## Provided records
--- start ---
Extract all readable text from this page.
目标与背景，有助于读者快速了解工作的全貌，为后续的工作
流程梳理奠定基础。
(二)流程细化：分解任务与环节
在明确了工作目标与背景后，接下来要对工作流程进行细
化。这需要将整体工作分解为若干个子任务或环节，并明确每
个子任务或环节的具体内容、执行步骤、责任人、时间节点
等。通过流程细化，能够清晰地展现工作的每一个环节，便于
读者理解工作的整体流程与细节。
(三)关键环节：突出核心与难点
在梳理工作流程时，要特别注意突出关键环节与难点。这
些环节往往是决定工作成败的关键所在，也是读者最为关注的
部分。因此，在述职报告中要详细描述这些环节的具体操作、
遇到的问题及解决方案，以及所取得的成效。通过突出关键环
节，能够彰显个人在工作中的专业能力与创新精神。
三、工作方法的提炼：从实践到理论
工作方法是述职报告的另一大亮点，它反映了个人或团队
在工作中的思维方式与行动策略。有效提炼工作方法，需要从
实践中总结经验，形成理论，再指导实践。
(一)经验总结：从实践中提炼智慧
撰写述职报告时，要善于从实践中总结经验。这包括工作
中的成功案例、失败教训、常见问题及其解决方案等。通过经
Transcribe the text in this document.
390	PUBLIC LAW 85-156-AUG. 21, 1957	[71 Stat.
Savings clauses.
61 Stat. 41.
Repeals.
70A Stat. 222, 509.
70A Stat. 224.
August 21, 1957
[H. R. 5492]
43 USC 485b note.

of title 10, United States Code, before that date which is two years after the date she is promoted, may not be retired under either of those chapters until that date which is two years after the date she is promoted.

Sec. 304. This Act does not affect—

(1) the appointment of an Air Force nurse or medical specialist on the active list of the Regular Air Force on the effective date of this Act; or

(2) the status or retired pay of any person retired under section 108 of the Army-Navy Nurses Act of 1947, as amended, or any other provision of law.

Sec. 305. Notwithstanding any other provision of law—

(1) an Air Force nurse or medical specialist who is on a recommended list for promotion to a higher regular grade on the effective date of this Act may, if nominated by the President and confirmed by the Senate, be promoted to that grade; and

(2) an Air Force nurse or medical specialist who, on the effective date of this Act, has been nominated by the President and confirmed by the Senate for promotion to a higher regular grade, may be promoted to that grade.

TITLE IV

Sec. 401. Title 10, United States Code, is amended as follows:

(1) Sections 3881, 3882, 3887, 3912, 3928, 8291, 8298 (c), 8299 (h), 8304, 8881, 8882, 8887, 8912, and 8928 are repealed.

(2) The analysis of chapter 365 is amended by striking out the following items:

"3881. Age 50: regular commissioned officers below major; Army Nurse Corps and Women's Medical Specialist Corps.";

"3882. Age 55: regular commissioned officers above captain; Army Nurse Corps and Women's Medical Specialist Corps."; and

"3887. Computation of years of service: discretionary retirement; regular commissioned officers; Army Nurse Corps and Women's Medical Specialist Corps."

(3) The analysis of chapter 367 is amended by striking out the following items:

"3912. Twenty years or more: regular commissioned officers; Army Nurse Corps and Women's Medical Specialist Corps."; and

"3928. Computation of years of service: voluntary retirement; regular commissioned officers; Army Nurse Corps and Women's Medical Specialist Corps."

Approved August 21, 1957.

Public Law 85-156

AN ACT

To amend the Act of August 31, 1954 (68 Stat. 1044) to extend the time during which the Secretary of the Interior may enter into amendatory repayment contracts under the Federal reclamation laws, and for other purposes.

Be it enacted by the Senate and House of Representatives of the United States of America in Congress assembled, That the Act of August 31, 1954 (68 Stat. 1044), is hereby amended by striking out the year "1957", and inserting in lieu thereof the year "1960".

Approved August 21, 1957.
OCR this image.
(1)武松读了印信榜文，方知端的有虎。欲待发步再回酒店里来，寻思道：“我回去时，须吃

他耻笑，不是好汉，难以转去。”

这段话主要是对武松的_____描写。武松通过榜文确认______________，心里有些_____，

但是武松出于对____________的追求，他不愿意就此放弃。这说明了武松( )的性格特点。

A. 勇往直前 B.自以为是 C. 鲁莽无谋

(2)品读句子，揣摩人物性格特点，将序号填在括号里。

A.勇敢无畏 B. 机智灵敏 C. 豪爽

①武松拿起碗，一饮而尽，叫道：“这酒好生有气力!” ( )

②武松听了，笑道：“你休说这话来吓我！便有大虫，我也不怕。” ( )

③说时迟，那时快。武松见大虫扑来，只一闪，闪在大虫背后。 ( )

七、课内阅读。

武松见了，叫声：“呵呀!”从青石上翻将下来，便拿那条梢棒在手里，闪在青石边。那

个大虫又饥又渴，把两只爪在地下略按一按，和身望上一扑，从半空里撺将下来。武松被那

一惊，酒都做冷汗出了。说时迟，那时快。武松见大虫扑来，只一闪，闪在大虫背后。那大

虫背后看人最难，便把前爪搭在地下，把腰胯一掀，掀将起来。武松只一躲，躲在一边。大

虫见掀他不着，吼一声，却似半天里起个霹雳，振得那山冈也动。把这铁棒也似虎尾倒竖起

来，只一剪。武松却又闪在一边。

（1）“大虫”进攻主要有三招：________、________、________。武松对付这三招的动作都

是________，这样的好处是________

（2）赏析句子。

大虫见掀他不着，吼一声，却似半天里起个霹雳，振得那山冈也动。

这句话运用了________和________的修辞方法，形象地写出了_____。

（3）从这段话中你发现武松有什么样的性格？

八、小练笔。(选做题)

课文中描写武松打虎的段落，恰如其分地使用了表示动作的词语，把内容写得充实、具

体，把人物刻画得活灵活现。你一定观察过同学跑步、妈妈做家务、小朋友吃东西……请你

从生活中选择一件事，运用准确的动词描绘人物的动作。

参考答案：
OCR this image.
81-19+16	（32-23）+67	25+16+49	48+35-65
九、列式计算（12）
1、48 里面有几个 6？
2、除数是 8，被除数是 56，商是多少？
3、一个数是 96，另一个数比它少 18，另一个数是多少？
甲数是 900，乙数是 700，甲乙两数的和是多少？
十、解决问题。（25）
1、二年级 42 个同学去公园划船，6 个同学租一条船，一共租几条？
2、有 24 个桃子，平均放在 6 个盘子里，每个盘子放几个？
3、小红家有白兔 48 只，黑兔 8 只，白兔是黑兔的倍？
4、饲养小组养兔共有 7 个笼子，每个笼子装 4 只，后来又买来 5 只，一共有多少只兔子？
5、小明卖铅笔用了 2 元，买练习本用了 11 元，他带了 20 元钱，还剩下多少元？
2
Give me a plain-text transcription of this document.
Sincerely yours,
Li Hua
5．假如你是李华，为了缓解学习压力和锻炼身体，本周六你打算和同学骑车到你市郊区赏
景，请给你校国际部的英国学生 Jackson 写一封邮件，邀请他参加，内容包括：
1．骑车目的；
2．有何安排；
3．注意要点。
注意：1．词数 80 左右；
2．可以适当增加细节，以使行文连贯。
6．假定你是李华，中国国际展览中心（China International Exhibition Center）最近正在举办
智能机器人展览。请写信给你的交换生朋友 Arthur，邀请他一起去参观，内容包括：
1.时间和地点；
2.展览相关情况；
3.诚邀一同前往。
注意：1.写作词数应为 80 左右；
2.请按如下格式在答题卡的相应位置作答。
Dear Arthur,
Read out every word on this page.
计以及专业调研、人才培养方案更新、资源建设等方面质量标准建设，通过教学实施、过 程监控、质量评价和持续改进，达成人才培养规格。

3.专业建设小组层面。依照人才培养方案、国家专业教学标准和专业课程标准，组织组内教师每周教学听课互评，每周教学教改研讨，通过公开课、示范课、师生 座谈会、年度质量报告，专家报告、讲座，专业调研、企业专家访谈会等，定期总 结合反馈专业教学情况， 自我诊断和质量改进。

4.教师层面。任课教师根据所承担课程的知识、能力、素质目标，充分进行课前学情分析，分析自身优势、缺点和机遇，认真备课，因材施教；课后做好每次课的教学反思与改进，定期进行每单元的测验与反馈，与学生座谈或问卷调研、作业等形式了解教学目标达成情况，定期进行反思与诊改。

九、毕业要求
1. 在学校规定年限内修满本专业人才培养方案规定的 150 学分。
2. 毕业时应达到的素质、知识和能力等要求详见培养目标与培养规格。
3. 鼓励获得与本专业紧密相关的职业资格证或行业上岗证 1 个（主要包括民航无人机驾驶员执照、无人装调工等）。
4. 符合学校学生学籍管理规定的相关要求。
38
--- end ---
## Your objective
Whichever lines contain the string "officers", select and copy them.

## Result of the exercise
"3881. Age 50: regular commissioned officers below major; Army Nurse Corps and Women's Medical Specialist Corps.";
"3882. Age 55: regular commissioned officers above captain; Army Nurse Corps and Women's Medical Specialist Corps."; and
"3887. Computation of years of service: discretionary retirement; regular commissioned officers; Army Nurse Corps and Women's Medical Specialist Corps."
"3912. Twenty years or more: regular commissioned officers; Army Nurse Corps and Women's Medical Specialist Corps."; and
"3928. Computation of years of service: voluntary retirement; regular commissioned officers; Army Nurse Corps and Women's Medical Specialist Corps."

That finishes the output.